[Stored records]
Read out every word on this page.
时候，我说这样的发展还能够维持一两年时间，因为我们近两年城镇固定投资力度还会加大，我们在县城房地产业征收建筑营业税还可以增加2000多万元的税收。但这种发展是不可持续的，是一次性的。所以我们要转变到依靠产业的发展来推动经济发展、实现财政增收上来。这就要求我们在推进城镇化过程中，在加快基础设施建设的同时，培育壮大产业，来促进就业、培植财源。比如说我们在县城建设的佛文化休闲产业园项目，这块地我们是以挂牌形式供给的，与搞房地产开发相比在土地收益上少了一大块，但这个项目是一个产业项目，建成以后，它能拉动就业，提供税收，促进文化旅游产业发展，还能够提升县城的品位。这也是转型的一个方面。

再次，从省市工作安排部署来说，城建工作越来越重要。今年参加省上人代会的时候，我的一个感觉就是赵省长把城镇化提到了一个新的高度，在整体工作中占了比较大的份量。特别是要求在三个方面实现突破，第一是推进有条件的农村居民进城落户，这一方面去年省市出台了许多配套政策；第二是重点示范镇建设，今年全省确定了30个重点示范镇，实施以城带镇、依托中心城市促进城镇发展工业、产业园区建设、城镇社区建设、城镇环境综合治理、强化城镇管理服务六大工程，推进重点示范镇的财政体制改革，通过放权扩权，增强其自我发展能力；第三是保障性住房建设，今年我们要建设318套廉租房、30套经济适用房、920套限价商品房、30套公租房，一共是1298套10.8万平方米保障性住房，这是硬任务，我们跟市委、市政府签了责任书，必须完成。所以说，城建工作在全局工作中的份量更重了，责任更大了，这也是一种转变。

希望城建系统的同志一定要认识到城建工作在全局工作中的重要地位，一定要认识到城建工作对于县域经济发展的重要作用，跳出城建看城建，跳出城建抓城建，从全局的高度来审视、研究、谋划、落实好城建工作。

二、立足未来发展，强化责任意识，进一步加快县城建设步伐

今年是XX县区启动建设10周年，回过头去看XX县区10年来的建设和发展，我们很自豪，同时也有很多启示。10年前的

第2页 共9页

## PROBLEM TO SOLVE
Print back all the lines verbatim.

## RESPONSE BELOW
Read out every word on this page.
时候，我说这样的发展还能够维持一两年时间，因为我们近两年城镇固定投资力度还会加大，我们在县城房地产业征收建筑营业税还可以增加2000多万元的税收。但这种发展是不可持续的，是一次性的。所以我们要转变到依靠产业的发展来推动经济发展、实现财政增收上来。这就要求我们在推进城镇化过程中，在加快基础设施建设的同时，培育壮大产业，来促进就业、培植财源。比如说我们在县城建设的佛文化休闲产业园项目，这块地我们是以挂牌形式供给的，与搞房地产开发相比在土地收益上少了一大块，但这个项目是一个产业项目，建成以后，它能拉动就业，提供税收，促进文化旅游产业发展，还能够提升县城的品位。这也是转型的一个方面。

再次，从省市工作安排部署来说，城建工作越来越重要。今年参加省上人代会的时候，我的一个感觉就是赵省长把城镇化提到了一个新的高度，在整体工作中占了比较大的份量。特别是要求在三个方面实现突破，第一是推进有条件的农村居民进城落户，这一方面去年省市出台了许多配套政策；第二是重点示范镇建设，今年全省确定了30个重点示范镇，实施以城带镇、依托中心城市促进城镇发展工业、产业园区建设、城镇社区建设、城镇环境综合治理、强化城镇管理服务六大工程，推进重点示范镇的财政体制改革，通过放权扩权，增强其自我发展能力；第三是保障性住房建设，今年我们要建设318套廉租房、30套经济适用房、920套限价商品房、30套公租房，一共是1298套10.8万平方米保障性住房，这是硬任务，我们跟市委、市政府签了责任书，必须完成。所以说，城建工作在全局工作中的份量更重了，责任更大了，这也是一种转变。

希望城建系统的同志一定要认识到城建工作在全局工作中的重要地位，一定要认识到城建工作对于县域经济发展的重要作用，跳出城建看城建，跳出城建抓城建，从全局的高度来审视、研究、谋划、落实好城建工作。

二、立足未来发展，强化责任意识，进一步加快县城建设步伐

今年是XX县区启动建设10周年，回过头去看XX县区10年来的建设和发展，我们很自豪，同时也有很多启示。10年前的

第2页 共9页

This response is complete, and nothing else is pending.